▶ What you should do: Tally the lines in these records that hold the string "计算机科学与技术", and reply with the number alone.

▶ Exercise data:
● ● ● ● ●

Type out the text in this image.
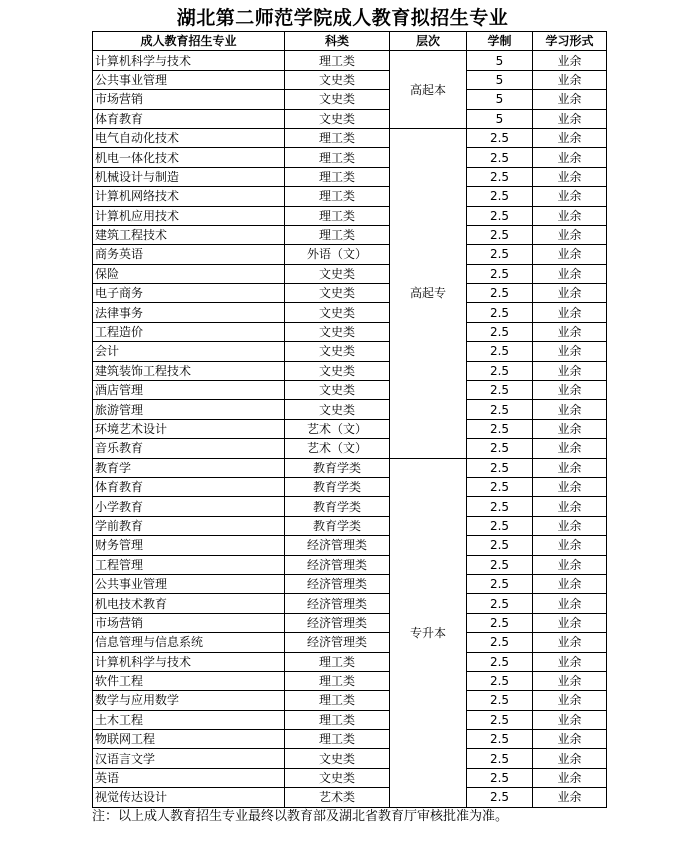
湖北第二师范学院成人教育拟招生专业
成人教育招生专业	科类	层次	学制	学习形式
计算机科学与技术	理工类	高起本	5	业余
公共事业管理	文史类		5	业余
市场营销	文史类		5	业余
体育教育	文史类		5	业余
电气自动化技术	理工类	高起专	2.5	业余
机电一体化技术	理工类		2.5	业余
机械设计与制造	理工类		2.5	业余
计算机网络技术	理工类		2.5	业余
计算机应用技术	理工类		2.5	业余
建筑工程技术	理工类		2.5	业余
商务英语	外语（文）		2.5	业余
保险	文史类		2.5	业余
电子商务	文史类		2.5	业余
法律事务	文史类		2.5	业余
工程造价	文史类		2.5	业余
会计	文史类		2.5	业余
建筑装饰工程技术	文史类		2.5	业余
酒店管理	文史类		2.5	业余
旅游管理	文史类		2.5	业余
环境艺术设计	艺术（文）		2.5	业余
音乐教育	艺术（文）		2.5	业余
教育学	教育学类	专升本	2.5	业余
体育教育	教育学类		2.5	业余
小学教育	教育学类		2.5	业余
学前教育	教育学类		2.5	业余
财务管理	经济管理类		2.5	业余
工程管理	经济管理类		2.5	业余
公共事业管理	经济管理类		2.5	业余
机电技术教育	经济管理类		2.5	业余
市场营销	经济管理类		2.5	业余
信息管理与信息系统	经济管理类		2.5	业余
计算机科学与技术	理工类		2.5	业余
软件工程	理工类		2.5	业余
数学与应用数学	理工类		2.5	业余
土木工程	理工类		2.5	业余
物联网工程	理工类		2.5	业余
汉语言文学	文史类		2.5	业余
英语	文史类		2.5	业余
视觉传达设计	艺术类		2.5	业余
注：以上成人教育招生专业最终以教育部及湖北省教育厅审核批准为准。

● ● ● ● ●

▶ The result: 2